▶ _Work to be completed_
Return all lines from the listing below in which the string "Elements" occurs.
---
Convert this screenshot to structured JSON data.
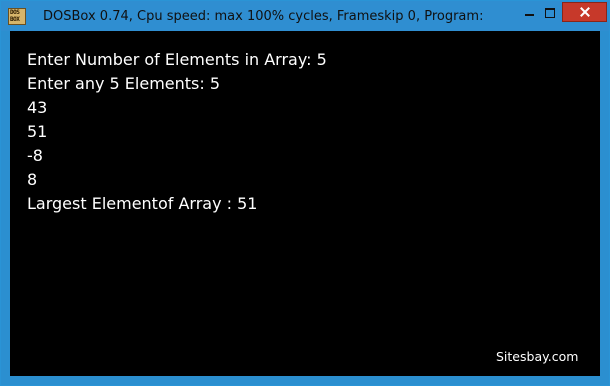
{
  "window": {
    "title": "DOSBox 0.74, Cpu speed: max 100% cycles, Frameskip  0, Program:",
    "app_icon": "dosbox-icon",
    "app_icon_text": [
      "DOS",
      "BOX"
    ],
    "controls": [
      "minimize-icon",
      "maximize-icon",
      "close-icon"
    ],
    "title_bar_color": "#2f8ed1",
    "close_button_color": "#c7392a"
  },
  "console": {
    "background": "#000000",
    "foreground": "#ffffff",
    "lines": [
      "Enter Number of Elements in Array: 5",
      "Enter any 5 Elements: 5",
      "43",
      "51",
      "-8",
      "8",
      "Largest Elementof Array : 51"
    ]
  },
  "watermark": "Sitesbay.com"
}
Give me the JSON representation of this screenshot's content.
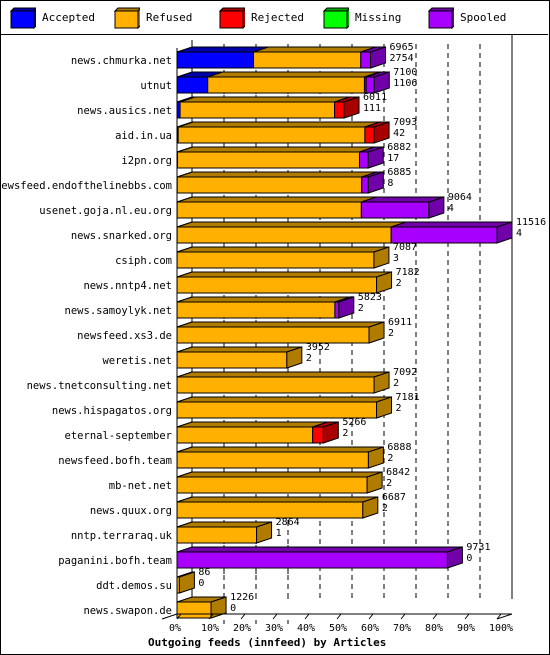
{
  "chart_data": {
    "type": "bar",
    "orientation": "horizontal",
    "stacked": true,
    "style": "3d",
    "title": "Outgoing feeds (innfeed) by Articles",
    "xlabel": "Outgoing feeds (innfeed) by Articles",
    "ylabel": "",
    "xlim": [
      0,
      100
    ],
    "x_ticks": [
      "0%",
      "10%",
      "20%",
      "30%",
      "40%",
      "50%",
      "60%",
      "70%",
      "80%",
      "90%",
      "100%"
    ],
    "grid": true,
    "legend_position": "top",
    "legend": [
      {
        "name": "Accepted",
        "color": "#0000ff",
        "side": "#0000a8"
      },
      {
        "name": "Refused",
        "color": "#ffb000",
        "side": "#b07c00"
      },
      {
        "name": "Rejected",
        "color": "#ff0000",
        "side": "#a80000"
      },
      {
        "name": "Missing",
        "color": "#00ff00",
        "side": "#00a800"
      },
      {
        "name": "Spooled",
        "color": "#a800ff",
        "side": "#7000a8"
      }
    ],
    "max_total": 11516,
    "categories": [
      "news.chmurka.net",
      "utnut",
      "news.ausics.net",
      "aid.in.ua",
      "i2pn.org",
      "newsfeed.endofthelinebbs.com",
      "usenet.goja.nl.eu.org",
      "news.snarked.org",
      "csiph.com",
      "news.nntp4.net",
      "news.samoylyk.net",
      "newsfeed.xs3.de",
      "weretis.net",
      "news.tnetconsulting.net",
      "news.hispagatos.org",
      "eternal-september",
      "newsfeed.bofh.team",
      "mb-net.net",
      "news.quux.org",
      "nntp.terraraq.uk",
      "paganini.bofh.team",
      "ddt.demos.su",
      "news.swapon.de"
    ],
    "labels_total": [
      6965,
      7100,
      6011,
      7093,
      6882,
      6885,
      9064,
      11516,
      7087,
      7182,
      5823,
      6911,
      3952,
      7092,
      7181,
      5266,
      6888,
      6842,
      6687,
      2864,
      9731,
      86,
      1226
    ],
    "labels_second": [
      2754,
      1106,
      111,
      42,
      17,
      8,
      4,
      4,
      3,
      2,
      2,
      2,
      2,
      2,
      2,
      2,
      2,
      2,
      2,
      1,
      0,
      0,
      0
    ],
    "series": [
      {
        "name": "Accepted",
        "values": [
          2754,
          1106,
          111,
          42,
          17,
          8,
          4,
          4,
          3,
          2,
          2,
          2,
          2,
          2,
          2,
          2,
          2,
          2,
          2,
          1,
          0,
          0,
          0
        ]
      },
      {
        "name": "Refused",
        "values": [
          3860,
          5640,
          5560,
          6720,
          6550,
          6640,
          6630,
          7700,
          7084,
          7180,
          5680,
          6909,
          3950,
          7090,
          7179,
          4880,
          6886,
          6840,
          6685,
          2863,
          0,
          86,
          1226
        ]
      },
      {
        "name": "Rejected",
        "values": [
          0,
          60,
          340,
          331,
          0,
          0,
          0,
          0,
          0,
          0,
          0,
          0,
          0,
          0,
          0,
          384,
          0,
          0,
          0,
          0,
          0,
          0,
          0
        ]
      },
      {
        "name": "Missing",
        "values": [
          0,
          0,
          0,
          0,
          0,
          0,
          0,
          0,
          0,
          0,
          0,
          0,
          0,
          0,
          0,
          0,
          0,
          0,
          0,
          0,
          0,
          0,
          0
        ]
      },
      {
        "name": "Spooled",
        "values": [
          351,
          294,
          0,
          0,
          315,
          237,
          2430,
          3812,
          0,
          0,
          141,
          0,
          0,
          0,
          0,
          0,
          0,
          0,
          0,
          0,
          9731,
          0,
          0
        ]
      }
    ]
  }
}
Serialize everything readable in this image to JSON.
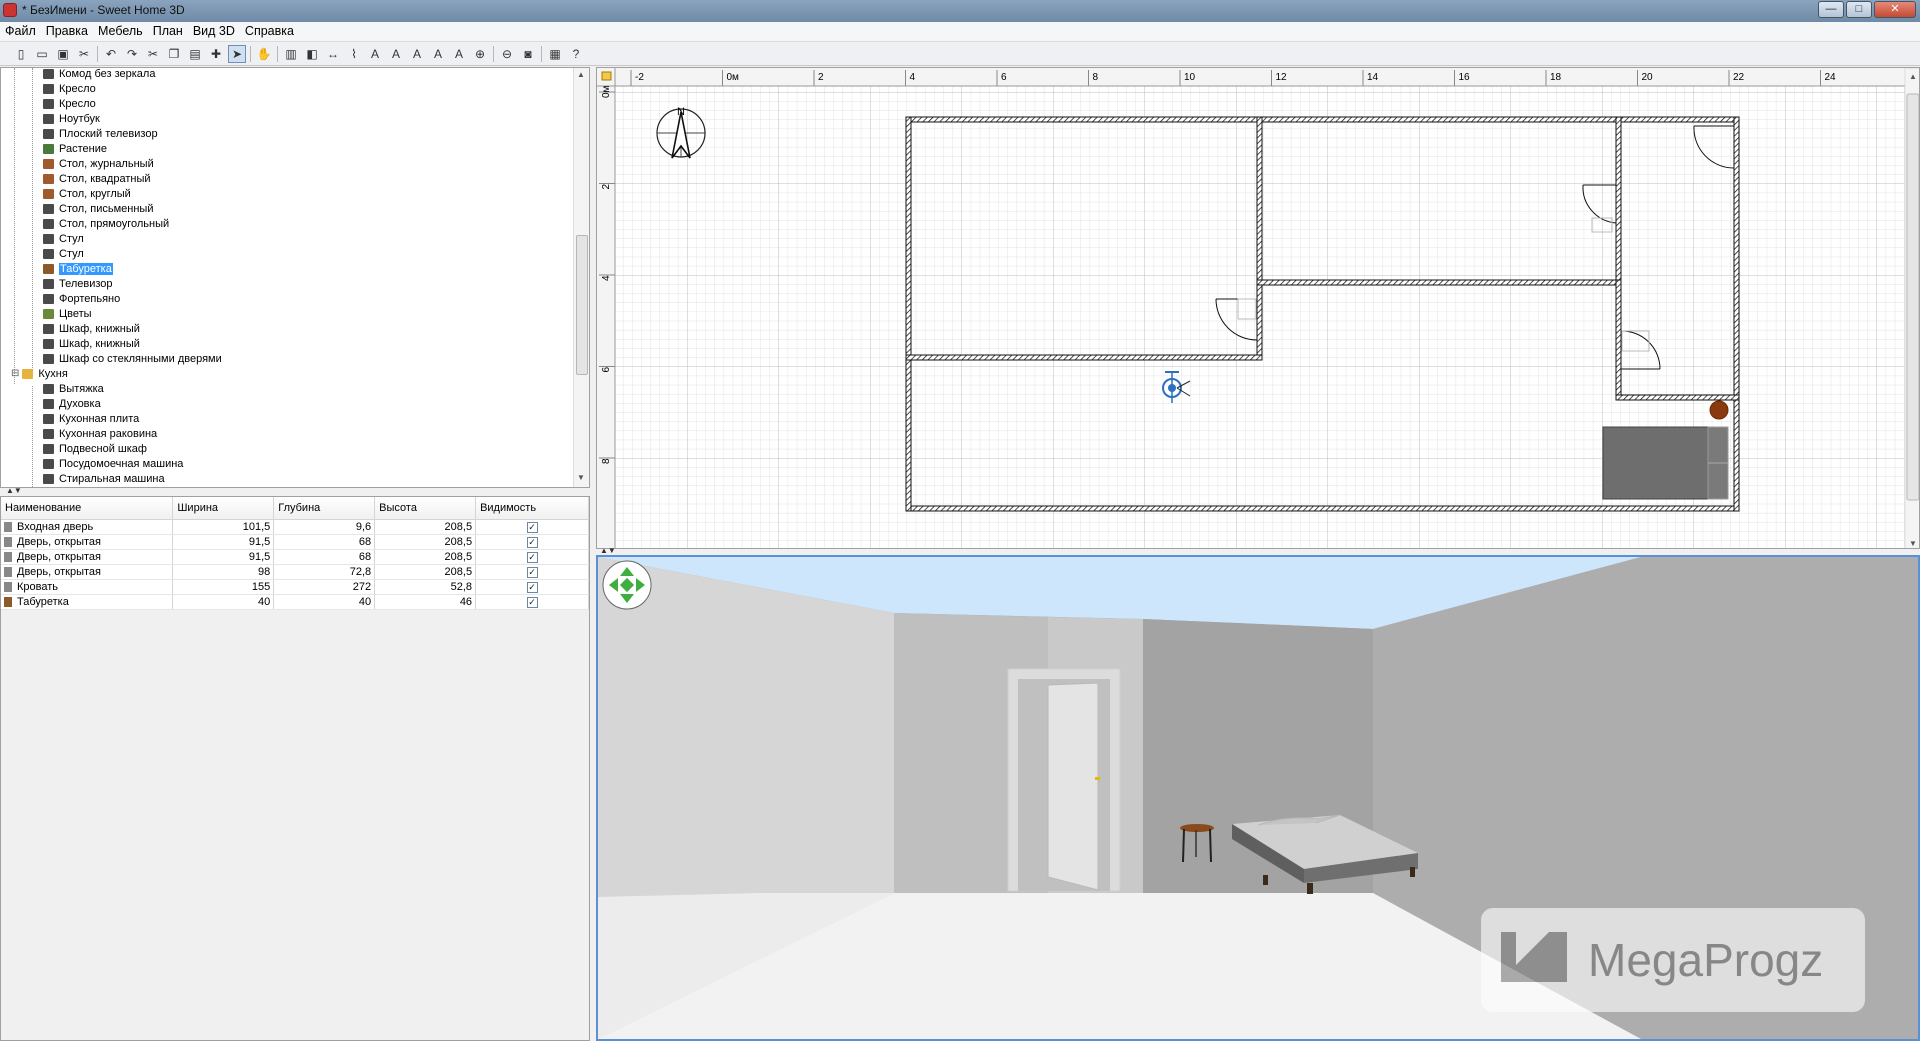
{
  "window": {
    "title": "* БезИмени - Sweet Home 3D",
    "minimize": "—",
    "maximize": "□",
    "close": "✕"
  },
  "menu": [
    "Файл",
    "Правка",
    "Мебель",
    "План",
    "Вид 3D",
    "Справка"
  ],
  "toolbar_icons": [
    "new-icon",
    "open-icon",
    "save-icon",
    "cut-tool-icon",
    "undo-icon",
    "redo-icon",
    "cut-icon",
    "copy-icon",
    "paste-icon",
    "add-furniture-icon",
    "select-mode-icon",
    "pan-mode-icon",
    "create-walls-icon",
    "create-rooms-icon",
    "create-dimensions-icon",
    "create-polylines-icon",
    "add-text-icon",
    "text-style-a-icon",
    "text-style-b-icon",
    "text-style-c-icon",
    "text-style-d-icon",
    "zoom-in-icon",
    "zoom-out-icon",
    "create-photo-icon",
    "create-video-icon",
    "help-icon"
  ],
  "catalog": {
    "items": [
      {
        "label": "Комод без зеркала",
        "icon": "dresser-icon"
      },
      {
        "label": "Кресло",
        "icon": "armchair-icon"
      },
      {
        "label": "Кресло",
        "icon": "armchair-icon"
      },
      {
        "label": "Ноутбук",
        "icon": "laptop-icon"
      },
      {
        "label": "Плоский телевизор",
        "icon": "flat-tv-icon"
      },
      {
        "label": "Растение",
        "icon": "plant-icon"
      },
      {
        "label": "Стол, журнальный",
        "icon": "coffee-table-icon"
      },
      {
        "label": "Стол, квадратный",
        "icon": "square-table-icon"
      },
      {
        "label": "Стол, круглый",
        "icon": "round-table-icon"
      },
      {
        "label": "Стол, письменный",
        "icon": "desk-icon"
      },
      {
        "label": "Стол, прямоугольный",
        "icon": "rect-table-icon"
      },
      {
        "label": "Стул",
        "icon": "chair-icon"
      },
      {
        "label": "Стул",
        "icon": "chair-icon"
      },
      {
        "label": "Табуретка",
        "icon": "stool-icon",
        "selected": true
      },
      {
        "label": "Телевизор",
        "icon": "tv-icon"
      },
      {
        "label": "Фортепьяно",
        "icon": "piano-icon"
      },
      {
        "label": "Цветы",
        "icon": "flowers-icon"
      },
      {
        "label": "Шкаф, книжный",
        "icon": "bookcase-icon"
      },
      {
        "label": "Шкаф, книжный",
        "icon": "bookcase-icon"
      },
      {
        "label": "Шкаф со стеклянными дверями",
        "icon": "glass-cabinet-icon"
      },
      {
        "label": "Кухня",
        "icon": "folder-icon",
        "category": true
      },
      {
        "label": "Вытяжка",
        "icon": "hood-icon"
      },
      {
        "label": "Духовка",
        "icon": "oven-icon"
      },
      {
        "label": "Кухонная плита",
        "icon": "cooker-icon"
      },
      {
        "label": "Кухонная раковина",
        "icon": "sink-icon"
      },
      {
        "label": "Подвесной шкаф",
        "icon": "wall-cabinet-icon"
      },
      {
        "label": "Посудомоечная машина",
        "icon": "dishwasher-icon"
      },
      {
        "label": "Стиральная машина",
        "icon": "washer-icon"
      }
    ]
  },
  "furniture_table": {
    "headers": [
      "Наименование",
      "Ширина",
      "Глубина",
      "Высота",
      "Видимость"
    ],
    "rows": [
      {
        "name": "Входная дверь",
        "width": "101,5",
        "depth": "9,6",
        "height": "208,5",
        "visible": true
      },
      {
        "name": "Дверь, открытая",
        "width": "91,5",
        "depth": "68",
        "height": "208,5",
        "visible": true
      },
      {
        "name": "Дверь, открытая",
        "width": "91,5",
        "depth": "68",
        "height": "208,5",
        "visible": true
      },
      {
        "name": "Дверь, открытая",
        "width": "98",
        "depth": "72,8",
        "height": "208,5",
        "visible": true
      },
      {
        "name": "Кровать",
        "width": "155",
        "depth": "272",
        "height": "52,8",
        "visible": true
      },
      {
        "name": "Табуретка",
        "width": "40",
        "depth": "40",
        "height": "46",
        "visible": true
      }
    ]
  },
  "plan": {
    "ruler_x": [
      "-2",
      "0м",
      "2",
      "4",
      "6",
      "8",
      "10",
      "12",
      "14",
      "16",
      "18",
      "20",
      "22",
      "24"
    ],
    "ruler_y": [
      "0м",
      "2",
      "4",
      "6",
      "8"
    ],
    "compass_label": "N"
  },
  "watermark": {
    "text": "MegaProgz"
  },
  "colors": {
    "selection": "#3399ff",
    "view3d_border": "#5b8fd6",
    "sky": "#cde6fb",
    "wall": "#a9a9a9"
  }
}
---
▶ _Output for this task_
      "Enter Number of Elements in Array: 5",
      "Enter any 5 Elements: 5",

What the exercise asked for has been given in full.